■ Stored entries

______________________________

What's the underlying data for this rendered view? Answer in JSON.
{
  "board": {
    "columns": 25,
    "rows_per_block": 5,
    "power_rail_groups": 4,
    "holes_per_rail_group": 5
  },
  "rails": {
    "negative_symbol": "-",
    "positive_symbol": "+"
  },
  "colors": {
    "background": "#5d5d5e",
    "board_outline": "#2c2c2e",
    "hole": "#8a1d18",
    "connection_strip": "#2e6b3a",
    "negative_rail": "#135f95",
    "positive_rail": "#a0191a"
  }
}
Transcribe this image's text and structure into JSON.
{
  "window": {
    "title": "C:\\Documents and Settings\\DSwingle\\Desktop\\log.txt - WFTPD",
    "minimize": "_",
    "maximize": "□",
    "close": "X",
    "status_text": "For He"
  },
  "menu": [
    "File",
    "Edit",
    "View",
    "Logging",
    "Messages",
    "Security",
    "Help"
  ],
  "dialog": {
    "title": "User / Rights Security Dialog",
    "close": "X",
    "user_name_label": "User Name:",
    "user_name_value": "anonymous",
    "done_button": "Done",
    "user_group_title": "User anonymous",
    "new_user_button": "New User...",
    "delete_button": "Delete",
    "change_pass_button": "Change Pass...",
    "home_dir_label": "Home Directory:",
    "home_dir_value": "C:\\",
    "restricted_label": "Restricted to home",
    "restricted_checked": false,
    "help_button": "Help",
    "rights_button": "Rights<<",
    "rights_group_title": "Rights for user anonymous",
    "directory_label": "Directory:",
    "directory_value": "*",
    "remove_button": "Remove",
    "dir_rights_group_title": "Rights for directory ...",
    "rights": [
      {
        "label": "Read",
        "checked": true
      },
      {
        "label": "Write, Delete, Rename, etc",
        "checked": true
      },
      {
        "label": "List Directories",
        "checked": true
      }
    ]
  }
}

______________________________

■ PROBLEM DESCRIPTION
Return the entries above exactly as they appear.

■ OUTPUT FOR THIS TASK
What's the underlying data for this rendered view? Answer in JSON.
{
  "board": {
    "columns": 25,
    "rows_per_block": 5,
    "power_rail_groups": 4,
    "holes_per_rail_group": 5
  },
  "rails": {
    "negative_symbol": "-",
    "positive_symbol": "+"
  },
  "colors": {
    "background": "#5d5d5e",
    "board_outline": "#2c2c2e",
    "hole": "#8a1d18",
    "connection_strip": "#2e6b3a",
    "negative_rail": "#135f95",
    "positive_rail": "#a0191a"
  }
}
Transcribe this image's text and structure into JSON.
{
  "window": {
    "title": "C:\\Documents and Settings\\DSwingle\\Desktop\\log.txt - WFTPD",
    "minimize": "_",
    "maximize": "□",
    "close": "X",
    "status_text": "For He"
  },
  "menu": [
    "File",
    "Edit",
    "View",
    "Logging",
    "Messages",
    "Security",
    "Help"
  ],
  "dialog": {
    "title": "User / Rights Security Dialog",
    "close": "X",
    "user_name_label": "User Name:",
    "user_name_value": "anonymous",
    "done_button": "Done",
    "user_group_title": "User anonymous",
    "new_user_button": "New User...",
    "delete_button": "Delete",
    "change_pass_button": "Change Pass...",
    "home_dir_label": "Home Directory:",
    "home_dir_value": "C:\\",
    "restricted_label": "Restricted to home",
    "restricted_checked": false,
    "help_button": "Help",
    "rights_button": "Rights<<",
    "rights_group_title": "Rights for user anonymous",
    "directory_label": "Directory:",
    "directory_value": "*",
    "remove_button": "Remove",
    "dir_rights_group_title": "Rights for directory ...",
    "rights": [
      {
        "label": "Read",
        "checked": true
      },
      {
        "label": "Write, Delete, Rename, etc",
        "checked": true
      },
      {
        "label": "List Directories",
        "checked": true
      }
    ]
  }
}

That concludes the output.